DOCUMENT SEGMENT:
........

The Session Initiation Protocol (SIP) has neglected this problem in the beginning. However, in some recent RFC there have been useful proposals how to deal with the problem. This document shows how the snom 4S can be used to solve the problems and how the snom phones help making the problems as small as possible.


NAT is essentially a translation table that maps public IP address and ports combinations to private IP address and port combinations.

The translation table is implicitly set up when a packet is sent from the private network to the public network. The association is kept alive for a certain time and is refreshed every time a new packet is sent from the same origin. This fact is used by STUN (RFC 3489) to set up an association between a public IP address and a private IP address.

Symmetrical NAT

In symmetrical NAT, the router stores the address where the packet was sent. Only packets coming from this address are forwarded back to the private address. This algorithm increases the security as it is harder to guess the source IP and port for attackers.

Full Cone NAT

Full cone NAT does not perform this check. There are some mixed variants between full cone NAT and symmetrical NAT. Restricted port NAT works similar like symmetrical NAT, but uses only one port association. Hairpinning is the ability of the NAT to route packets coming from the private network addressed towards a public IP address binding back to the private network. Not all routers are supporting this feature.

NAT Detection

  • You can install this tool (STUN client for Windows/Linux) in order to detect your router's NAT type. Enter any STUN server URL (mostly provided by your ITSP) for checking if STUN can be used in your environment.

........

PROVIDED RECORDS:
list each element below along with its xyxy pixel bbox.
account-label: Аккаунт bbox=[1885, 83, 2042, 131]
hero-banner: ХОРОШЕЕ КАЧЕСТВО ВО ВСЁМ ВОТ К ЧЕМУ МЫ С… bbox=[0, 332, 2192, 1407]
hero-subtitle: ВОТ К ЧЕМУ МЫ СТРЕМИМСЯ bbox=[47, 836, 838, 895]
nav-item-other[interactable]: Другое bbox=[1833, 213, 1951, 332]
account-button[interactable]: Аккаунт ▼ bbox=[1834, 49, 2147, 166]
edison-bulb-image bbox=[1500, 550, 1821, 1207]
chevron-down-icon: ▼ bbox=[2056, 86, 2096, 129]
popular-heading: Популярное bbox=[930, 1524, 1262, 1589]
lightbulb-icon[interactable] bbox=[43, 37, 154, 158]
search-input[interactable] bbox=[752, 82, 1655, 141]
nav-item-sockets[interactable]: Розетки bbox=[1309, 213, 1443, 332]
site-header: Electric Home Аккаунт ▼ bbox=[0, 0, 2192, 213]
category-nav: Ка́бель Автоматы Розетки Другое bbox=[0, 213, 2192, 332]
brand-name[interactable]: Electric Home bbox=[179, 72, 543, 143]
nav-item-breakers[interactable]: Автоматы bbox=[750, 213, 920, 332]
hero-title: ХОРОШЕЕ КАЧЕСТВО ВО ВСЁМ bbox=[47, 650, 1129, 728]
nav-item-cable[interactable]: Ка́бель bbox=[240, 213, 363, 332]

........

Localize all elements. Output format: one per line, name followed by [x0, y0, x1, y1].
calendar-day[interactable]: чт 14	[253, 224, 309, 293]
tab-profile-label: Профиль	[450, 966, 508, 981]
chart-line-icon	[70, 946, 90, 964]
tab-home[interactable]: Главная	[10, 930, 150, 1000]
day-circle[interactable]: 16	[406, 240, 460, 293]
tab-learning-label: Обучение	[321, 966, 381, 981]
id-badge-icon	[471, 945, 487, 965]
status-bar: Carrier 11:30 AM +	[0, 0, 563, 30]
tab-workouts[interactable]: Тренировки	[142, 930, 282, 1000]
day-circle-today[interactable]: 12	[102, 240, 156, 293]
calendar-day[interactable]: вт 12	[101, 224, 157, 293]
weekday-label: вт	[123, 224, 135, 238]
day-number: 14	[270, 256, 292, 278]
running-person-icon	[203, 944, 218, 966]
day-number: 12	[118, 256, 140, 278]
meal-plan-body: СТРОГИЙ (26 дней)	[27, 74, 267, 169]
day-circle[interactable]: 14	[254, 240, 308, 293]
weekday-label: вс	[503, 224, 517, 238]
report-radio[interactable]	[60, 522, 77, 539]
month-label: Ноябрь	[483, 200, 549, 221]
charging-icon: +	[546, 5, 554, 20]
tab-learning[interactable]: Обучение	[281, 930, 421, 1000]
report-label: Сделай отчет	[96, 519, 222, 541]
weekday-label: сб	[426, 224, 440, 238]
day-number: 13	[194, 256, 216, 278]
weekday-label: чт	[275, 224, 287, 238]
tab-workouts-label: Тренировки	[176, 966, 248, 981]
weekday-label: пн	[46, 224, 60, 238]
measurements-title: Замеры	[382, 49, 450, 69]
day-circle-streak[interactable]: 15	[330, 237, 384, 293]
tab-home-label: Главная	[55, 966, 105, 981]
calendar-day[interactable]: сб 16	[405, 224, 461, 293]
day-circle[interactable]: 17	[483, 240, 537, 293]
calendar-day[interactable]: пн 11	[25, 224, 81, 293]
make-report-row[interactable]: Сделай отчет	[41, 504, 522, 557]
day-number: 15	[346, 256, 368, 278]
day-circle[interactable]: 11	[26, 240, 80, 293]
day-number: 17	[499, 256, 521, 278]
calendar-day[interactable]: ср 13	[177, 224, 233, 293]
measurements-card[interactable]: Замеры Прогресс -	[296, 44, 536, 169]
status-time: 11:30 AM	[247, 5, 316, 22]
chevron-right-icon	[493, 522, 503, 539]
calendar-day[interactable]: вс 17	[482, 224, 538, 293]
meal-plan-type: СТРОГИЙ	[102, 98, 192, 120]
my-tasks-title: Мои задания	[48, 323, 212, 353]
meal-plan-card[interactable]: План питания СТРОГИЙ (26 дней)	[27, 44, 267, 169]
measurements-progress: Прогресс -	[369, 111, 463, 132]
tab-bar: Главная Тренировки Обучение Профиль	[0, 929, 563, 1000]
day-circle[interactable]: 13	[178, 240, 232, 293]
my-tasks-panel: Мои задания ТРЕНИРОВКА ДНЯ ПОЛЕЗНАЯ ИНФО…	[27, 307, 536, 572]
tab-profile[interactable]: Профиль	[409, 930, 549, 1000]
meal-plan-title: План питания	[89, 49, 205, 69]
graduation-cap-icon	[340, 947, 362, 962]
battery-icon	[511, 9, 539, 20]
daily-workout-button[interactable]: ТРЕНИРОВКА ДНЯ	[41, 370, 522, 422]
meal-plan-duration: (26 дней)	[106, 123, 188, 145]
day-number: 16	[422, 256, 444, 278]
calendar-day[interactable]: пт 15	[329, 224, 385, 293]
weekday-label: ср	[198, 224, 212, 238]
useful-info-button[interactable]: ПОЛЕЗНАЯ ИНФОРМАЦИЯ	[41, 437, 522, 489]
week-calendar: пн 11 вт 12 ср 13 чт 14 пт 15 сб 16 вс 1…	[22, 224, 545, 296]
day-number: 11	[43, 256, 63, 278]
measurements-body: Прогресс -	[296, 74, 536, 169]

........

WORK INSTRUCTIONS:
**A)** Please extract every line of the entries that contains the string "Сделай", treating uppercase and lowercase as different.
**B)** Continue the passage on NAT types and SIP from its last sentence.

RESULTS FOR THE EXERCISE:
**A)**
report-label: Сделай отчет	[96, 519, 222, 541]
make-report-row[interactable]: Сделай отчет	[41, 504, 522, 557]

**B)**
  • Example:

According to this source the meaning of the output is:

Independent Mapping, Independent Filter = Fullcone NAT
Independent Mapping, Address Dependent Filter = Restricted Cone NAT
Independent Mapping, Port Dependent Filter = Port-Restricted Cone NAT
Dependent Mapping = Symmetric NAT

Symmetrical RTP

Symmetrical RTP is a trick to extend the number of cases when communication can be established. A SIP user agent that supports symmetrical RTP waits for the first RTP packet coming in and then sends its media stream back to the IP address from which it received that packet. Symmetrical RTP works always if the user agent that does symmetrical RTP is on a globally routable address. However, this algorithm can easily be cheated (port spraying) and therefore implies a certain security risk.

Signalling SIP

SIP traffic is relatively unproblematic because SIP typically is not as time critical as media. Usually, it is ok to route SIP packets through a longer path than media. In SIP it is legal to send from a different port than the receiving port. When this is being done, there is no way of supporting these devices behind NAT. However, some phones offer an option that disables this mechanism so that the sending port is the same as the receiving port. Typically, the SIP proxy will run on a public IP address where it is possible to deal with all kinds of NAT. Keep-Alive messages may keep the NAT binding open (for example, short registration periods or non-SIP messages).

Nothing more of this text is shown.